Return the records that follow, matching each one exactly.
....
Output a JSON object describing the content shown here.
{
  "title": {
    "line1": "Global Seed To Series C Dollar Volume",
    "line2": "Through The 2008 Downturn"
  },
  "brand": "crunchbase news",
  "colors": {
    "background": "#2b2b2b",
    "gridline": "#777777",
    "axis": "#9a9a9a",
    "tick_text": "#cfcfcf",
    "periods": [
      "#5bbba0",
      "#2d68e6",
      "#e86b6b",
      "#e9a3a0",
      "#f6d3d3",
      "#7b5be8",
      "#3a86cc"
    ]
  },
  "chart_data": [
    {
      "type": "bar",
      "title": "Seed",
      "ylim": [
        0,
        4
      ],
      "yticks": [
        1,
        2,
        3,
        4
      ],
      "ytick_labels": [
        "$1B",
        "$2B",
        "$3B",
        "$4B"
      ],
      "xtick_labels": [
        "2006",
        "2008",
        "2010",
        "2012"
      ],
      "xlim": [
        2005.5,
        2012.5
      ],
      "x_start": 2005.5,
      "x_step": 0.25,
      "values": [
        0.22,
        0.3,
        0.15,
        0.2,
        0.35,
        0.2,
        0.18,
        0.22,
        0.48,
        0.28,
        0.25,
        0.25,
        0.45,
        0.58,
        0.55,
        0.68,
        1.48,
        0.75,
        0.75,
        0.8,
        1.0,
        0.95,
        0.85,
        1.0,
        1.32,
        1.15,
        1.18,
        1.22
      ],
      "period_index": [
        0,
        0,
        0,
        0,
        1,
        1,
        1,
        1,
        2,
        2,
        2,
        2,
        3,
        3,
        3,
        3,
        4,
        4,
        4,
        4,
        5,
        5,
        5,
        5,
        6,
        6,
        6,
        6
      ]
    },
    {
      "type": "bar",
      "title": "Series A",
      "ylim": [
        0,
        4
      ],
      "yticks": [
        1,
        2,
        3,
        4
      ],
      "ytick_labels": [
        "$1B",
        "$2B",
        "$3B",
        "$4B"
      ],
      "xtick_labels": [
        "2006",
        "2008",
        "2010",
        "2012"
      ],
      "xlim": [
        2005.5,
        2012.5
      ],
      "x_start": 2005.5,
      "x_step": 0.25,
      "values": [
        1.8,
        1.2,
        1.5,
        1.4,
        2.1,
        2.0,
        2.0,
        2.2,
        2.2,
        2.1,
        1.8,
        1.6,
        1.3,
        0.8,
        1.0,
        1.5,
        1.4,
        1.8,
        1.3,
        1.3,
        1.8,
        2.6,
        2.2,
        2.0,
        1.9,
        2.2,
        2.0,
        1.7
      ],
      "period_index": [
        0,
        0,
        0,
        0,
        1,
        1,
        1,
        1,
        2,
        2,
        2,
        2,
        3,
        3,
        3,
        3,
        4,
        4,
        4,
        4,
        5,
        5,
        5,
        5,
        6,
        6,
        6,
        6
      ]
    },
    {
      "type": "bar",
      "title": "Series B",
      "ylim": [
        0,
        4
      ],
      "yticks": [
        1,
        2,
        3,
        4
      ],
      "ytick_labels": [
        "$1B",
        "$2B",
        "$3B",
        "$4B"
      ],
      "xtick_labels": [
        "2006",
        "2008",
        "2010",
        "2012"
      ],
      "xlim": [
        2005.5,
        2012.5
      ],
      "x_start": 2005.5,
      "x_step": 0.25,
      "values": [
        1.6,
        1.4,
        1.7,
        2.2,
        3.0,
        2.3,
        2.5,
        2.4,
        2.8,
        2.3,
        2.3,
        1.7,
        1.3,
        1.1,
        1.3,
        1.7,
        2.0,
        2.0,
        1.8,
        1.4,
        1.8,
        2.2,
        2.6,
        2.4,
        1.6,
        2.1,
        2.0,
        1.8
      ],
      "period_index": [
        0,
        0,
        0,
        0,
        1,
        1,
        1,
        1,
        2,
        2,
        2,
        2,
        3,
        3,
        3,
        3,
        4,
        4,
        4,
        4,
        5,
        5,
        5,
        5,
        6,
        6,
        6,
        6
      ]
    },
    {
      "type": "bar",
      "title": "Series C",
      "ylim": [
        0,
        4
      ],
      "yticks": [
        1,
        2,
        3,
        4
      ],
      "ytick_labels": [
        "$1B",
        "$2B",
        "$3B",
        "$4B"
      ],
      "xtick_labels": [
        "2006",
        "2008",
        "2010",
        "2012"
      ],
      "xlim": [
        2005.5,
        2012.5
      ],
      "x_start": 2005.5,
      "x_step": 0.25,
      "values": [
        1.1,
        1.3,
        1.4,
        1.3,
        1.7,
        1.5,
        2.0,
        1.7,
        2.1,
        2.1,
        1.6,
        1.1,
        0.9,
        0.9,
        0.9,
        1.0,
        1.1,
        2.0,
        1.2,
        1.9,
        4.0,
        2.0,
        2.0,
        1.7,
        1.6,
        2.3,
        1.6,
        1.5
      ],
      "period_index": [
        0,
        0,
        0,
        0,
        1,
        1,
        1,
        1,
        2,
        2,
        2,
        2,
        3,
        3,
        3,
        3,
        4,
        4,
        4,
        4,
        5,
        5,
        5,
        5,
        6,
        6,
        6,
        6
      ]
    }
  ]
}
....
Answer below
Output a JSON object describing the content shown here.
{
  "title": {
    "line1": "Global Seed To Series C Dollar Volume",
    "line2": "Through The 2008 Downturn"
  },
  "brand": "crunchbase news",
  "colors": {
    "background": "#2b2b2b",
    "gridline": "#777777",
    "axis": "#9a9a9a",
    "tick_text": "#cfcfcf",
    "periods": [
      "#5bbba0",
      "#2d68e6",
      "#e86b6b",
      "#e9a3a0",
      "#f6d3d3",
      "#7b5be8",
      "#3a86cc"
    ]
  },
  "chart_data": [
    {
      "type": "bar",
      "title": "Seed",
      "ylim": [
        0,
        4
      ],
      "yticks": [
        1,
        2,
        3,
        4
      ],
      "ytick_labels": [
        "$1B",
        "$2B",
        "$3B",
        "$4B"
      ],
      "xtick_labels": [
        "2006",
        "2008",
        "2010",
        "2012"
      ],
      "xlim": [
        2005.5,
        2012.5
      ],
      "x_start": 2005.5,
      "x_step": 0.25,
      "values": [
        0.22,
        0.3,
        0.15,
        0.2,
        0.35,
        0.2,
        0.18,
        0.22,
        0.48,
        0.28,
        0.25,
        0.25,
        0.45,
        0.58,
        0.55,
        0.68,
        1.48,
        0.75,
        0.75,
        0.8,
        1.0,
        0.95,
        0.85,
        1.0,
        1.32,
        1.15,
        1.18,
        1.22
      ],
      "period_index": [
        0,
        0,
        0,
        0,
        1,
        1,
        1,
        1,
        2,
        2,
        2,
        2,
        3,
        3,
        3,
        3,
        4,
        4,
        4,
        4,
        5,
        5,
        5,
        5,
        6,
        6,
        6,
        6
      ]
    },
    {
      "type": "bar",
      "title": "Series A",
      "ylim": [
        0,
        4
      ],
      "yticks": [
        1,
        2,
        3,
        4
      ],
      "ytick_labels": [
        "$1B",
        "$2B",
        "$3B",
        "$4B"
      ],
      "xtick_labels": [
        "2006",
        "2008",
        "2010",
        "2012"
      ],
      "xlim": [
        2005.5,
        2012.5
      ],
      "x_start": 2005.5,
      "x_step": 0.25,
      "values": [
        1.8,
        1.2,
        1.5,
        1.4,
        2.1,
        2.0,
        2.0,
        2.2,
        2.2,
        2.1,
        1.8,
        1.6,
        1.3,
        0.8,
        1.0,
        1.5,
        1.4,
        1.8,
        1.3,
        1.3,
        1.8,
        2.6,
        2.2,
        2.0,
        1.9,
        2.2,
        2.0,
        1.7
      ],
      "period_index": [
        0,
        0,
        0,
        0,
        1,
        1,
        1,
        1,
        2,
        2,
        2,
        2,
        3,
        3,
        3,
        3,
        4,
        4,
        4,
        4,
        5,
        5,
        5,
        5,
        6,
        6,
        6,
        6
      ]
    },
    {
      "type": "bar",
      "title": "Series B",
      "ylim": [
        0,
        4
      ],
      "yticks": [
        1,
        2,
        3,
        4
      ],
      "ytick_labels": [
        "$1B",
        "$2B",
        "$3B",
        "$4B"
      ],
      "xtick_labels": [
        "2006",
        "2008",
        "2010",
        "2012"
      ],
      "xlim": [
        2005.5,
        2012.5
      ],
      "x_start": 2005.5,
      "x_step": 0.25,
      "values": [
        1.6,
        1.4,
        1.7,
        2.2,
        3.0,
        2.3,
        2.5,
        2.4,
        2.8,
        2.3,
        2.3,
        1.7,
        1.3,
        1.1,
        1.3,
        1.7,
        2.0,
        2.0,
        1.8,
        1.4,
        1.8,
        2.2,
        2.6,
        2.4,
        1.6,
        2.1,
        2.0,
        1.8
      ],
      "period_index": [
        0,
        0,
        0,
        0,
        1,
        1,
        1,
        1,
        2,
        2,
        2,
        2,
        3,
        3,
        3,
        3,
        4,
        4,
        4,
        4,
        5,
        5,
        5,
        5,
        6,
        6,
        6,
        6
      ]
    },
    {
      "type": "bar",
      "title": "Series C",
      "ylim": [
        0,
        4
      ],
      "yticks": [
        1,
        2,
        3,
        4
      ],
      "ytick_labels": [
        "$1B",
        "$2B",
        "$3B",
        "$4B"
      ],
      "xtick_labels": [
        "2006",
        "2008",
        "2010",
        "2012"
      ],
      "xlim": [
        2005.5,
        2012.5
      ],
      "x_start": 2005.5,
      "x_step": 0.25,
      "values": [
        1.1,
        1.3,
        1.4,
        1.3,
        1.7,
        1.5,
        2.0,
        1.7,
        2.1,
        2.1,
        1.6,
        1.1,
        0.9,
        0.9,
        0.9,
        1.0,
        1.1,
        2.0,
        1.2,
        1.9,
        4.0,
        2.0,
        2.0,
        1.7,
        1.6,
        2.3,
        1.6,
        1.5
      ],
      "period_index": [
        0,
        0,
        0,
        0,
        1,
        1,
        1,
        1,
        2,
        2,
        2,
        2,
        3,
        3,
        3,
        3,
        4,
        4,
        4,
        4,
        5,
        5,
        5,
        5,
        6,
        6,
        6,
        6
      ]
    }
  ]
}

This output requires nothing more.